[Dataset entries on figures]

============

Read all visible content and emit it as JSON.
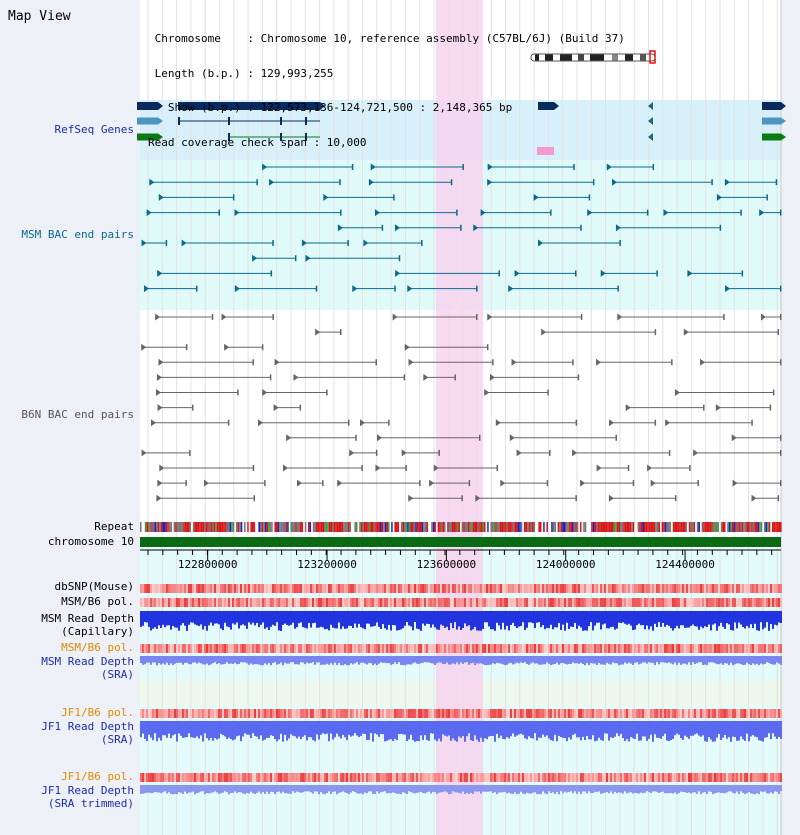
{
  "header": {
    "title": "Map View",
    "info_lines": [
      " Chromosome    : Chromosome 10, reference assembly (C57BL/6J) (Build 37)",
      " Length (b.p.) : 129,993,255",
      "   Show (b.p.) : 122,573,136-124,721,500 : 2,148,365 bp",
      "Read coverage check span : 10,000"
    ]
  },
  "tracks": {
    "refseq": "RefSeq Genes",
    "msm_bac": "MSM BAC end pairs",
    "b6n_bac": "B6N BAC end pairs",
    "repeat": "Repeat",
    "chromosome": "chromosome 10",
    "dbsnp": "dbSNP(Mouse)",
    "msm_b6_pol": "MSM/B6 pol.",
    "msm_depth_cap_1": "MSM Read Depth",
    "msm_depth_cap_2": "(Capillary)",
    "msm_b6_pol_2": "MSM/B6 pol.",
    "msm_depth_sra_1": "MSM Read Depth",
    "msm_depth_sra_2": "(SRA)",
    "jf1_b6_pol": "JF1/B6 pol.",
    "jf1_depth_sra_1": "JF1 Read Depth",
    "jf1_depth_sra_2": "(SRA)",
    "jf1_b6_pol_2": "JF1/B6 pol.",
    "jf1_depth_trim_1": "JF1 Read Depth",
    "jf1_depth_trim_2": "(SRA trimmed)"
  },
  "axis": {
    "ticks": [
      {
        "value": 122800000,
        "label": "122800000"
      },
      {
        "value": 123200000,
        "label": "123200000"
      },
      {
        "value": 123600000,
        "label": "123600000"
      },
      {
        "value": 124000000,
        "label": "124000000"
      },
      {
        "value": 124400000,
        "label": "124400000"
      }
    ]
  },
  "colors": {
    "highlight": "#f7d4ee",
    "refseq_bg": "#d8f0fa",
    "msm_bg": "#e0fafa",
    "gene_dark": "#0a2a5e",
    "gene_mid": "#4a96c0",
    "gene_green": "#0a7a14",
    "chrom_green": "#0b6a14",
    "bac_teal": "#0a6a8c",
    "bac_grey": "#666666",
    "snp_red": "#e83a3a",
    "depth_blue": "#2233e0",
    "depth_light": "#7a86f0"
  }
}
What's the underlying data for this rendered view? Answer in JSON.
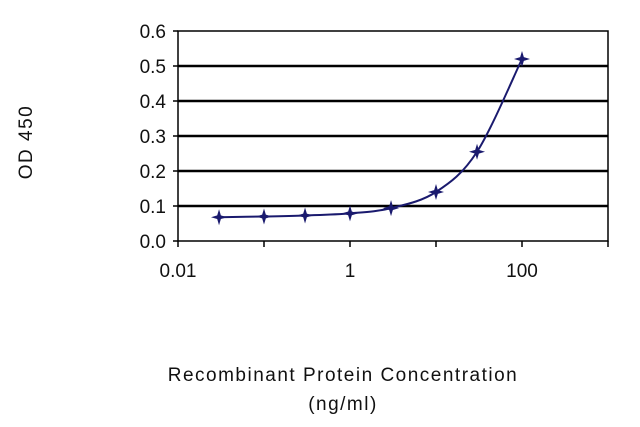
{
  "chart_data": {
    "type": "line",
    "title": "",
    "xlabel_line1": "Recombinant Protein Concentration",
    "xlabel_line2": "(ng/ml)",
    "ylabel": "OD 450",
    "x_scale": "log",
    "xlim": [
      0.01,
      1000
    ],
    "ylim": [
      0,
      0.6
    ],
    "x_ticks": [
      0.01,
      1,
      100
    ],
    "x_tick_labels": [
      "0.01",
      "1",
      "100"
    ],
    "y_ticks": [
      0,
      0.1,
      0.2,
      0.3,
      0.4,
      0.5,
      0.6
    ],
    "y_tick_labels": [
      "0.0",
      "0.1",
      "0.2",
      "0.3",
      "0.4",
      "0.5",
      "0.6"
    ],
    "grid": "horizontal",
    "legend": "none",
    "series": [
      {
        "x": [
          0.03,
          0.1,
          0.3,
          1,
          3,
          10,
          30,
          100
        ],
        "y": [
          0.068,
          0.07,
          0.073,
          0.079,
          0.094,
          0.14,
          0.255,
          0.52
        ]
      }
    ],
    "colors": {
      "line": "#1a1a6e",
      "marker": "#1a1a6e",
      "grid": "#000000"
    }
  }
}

============

A faithful copy of all the lines above is needed, with the pictures omitted.

REPLY:
Read all visible content and emit it as JSON.
{
  "header": {
    "title": "Map View",
    "info_lines": [
      " Chromosome    : Chromosome 10, reference assembly (C57BL/6J) (Build 37)",
      " Length (b.p.) : 129,993,255",
      "   Show (b.p.) : 122,573,136-124,721,500 : 2,148,365 bp",
      "Read coverage check span : 10,000"
    ]
  },
  "tracks": {
    "refseq": "RefSeq Genes",
    "msm_bac": "MSM BAC end pairs",
    "b6n_bac": "B6N BAC end pairs",
    "repeat": "Repeat",
    "chromosome": "chromosome 10",
    "dbsnp": "dbSNP(Mouse)",
    "msm_b6_pol": "MSM/B6 pol.",
    "msm_depth_cap_1": "MSM Read Depth",
    "msm_depth_cap_2": "(Capillary)",
    "msm_b6_pol_2": "MSM/B6 pol.",
    "msm_depth_sra_1": "MSM Read Depth",
    "msm_depth_sra_2": "(SRA)",
    "jf1_b6_pol": "JF1/B6 pol.",
    "jf1_depth_sra_1": "JF1 Read Depth",
    "jf1_depth_sra_2": "(SRA)",
    "jf1_b6_pol_2": "JF1/B6 pol.",
    "jf1_depth_trim_1": "JF1 Read Depth",
    "jf1_depth_trim_2": "(SRA trimmed)"
  },
  "axis": {
    "ticks": [
      {
        "value": 122800000,
        "label": "122800000"
      },
      {
        "value": 123200000,
        "label": "123200000"
      },
      {
        "value": 123600000,
        "label": "123600000"
      },
      {
        "value": 124000000,
        "label": "124000000"
      },
      {
        "value": 124400000,
        "label": "124400000"
      }
    ]
  },
  "colors": {
    "highlight": "#f7d4ee",
    "refseq_bg": "#d8f0fa",
    "msm_bg": "#e0fafa",
    "gene_dark": "#0a2a5e",
    "gene_mid": "#4a96c0",
    "gene_green": "#0a7a14",
    "chrom_green": "#0b6a14",
    "bac_teal": "#0a6a8c",
    "bac_grey": "#666666",
    "snp_red": "#e83a3a",
    "depth_blue": "#2233e0",
    "depth_light": "#7a86f0"
  }
}
What's the underlying data for this rendered view? Answer in JSON.
{
  "chart_data": {
    "type": "line",
    "title": "",
    "xlabel_line1": "Recombinant Protein Concentration",
    "xlabel_line2": "(ng/ml)",
    "ylabel": "OD 450",
    "x_scale": "log",
    "xlim": [
      0.01,
      1000
    ],
    "ylim": [
      0,
      0.6
    ],
    "x_ticks": [
      0.01,
      1,
      100
    ],
    "x_tick_labels": [
      "0.01",
      "1",
      "100"
    ],
    "y_ticks": [
      0,
      0.1,
      0.2,
      0.3,
      0.4,
      0.5,
      0.6
    ],
    "y_tick_labels": [
      "0.0",
      "0.1",
      "0.2",
      "0.3",
      "0.4",
      "0.5",
      "0.6"
    ],
    "grid": "horizontal",
    "legend": "none",
    "series": [
      {
        "x": [
          0.03,
          0.1,
          0.3,
          1,
          3,
          10,
          30,
          100
        ],
        "y": [
          0.068,
          0.07,
          0.073,
          0.079,
          0.094,
          0.14,
          0.255,
          0.52
        ]
      }
    ],
    "colors": {
      "line": "#1a1a6e",
      "marker": "#1a1a6e",
      "grid": "#000000"
    }
  }
}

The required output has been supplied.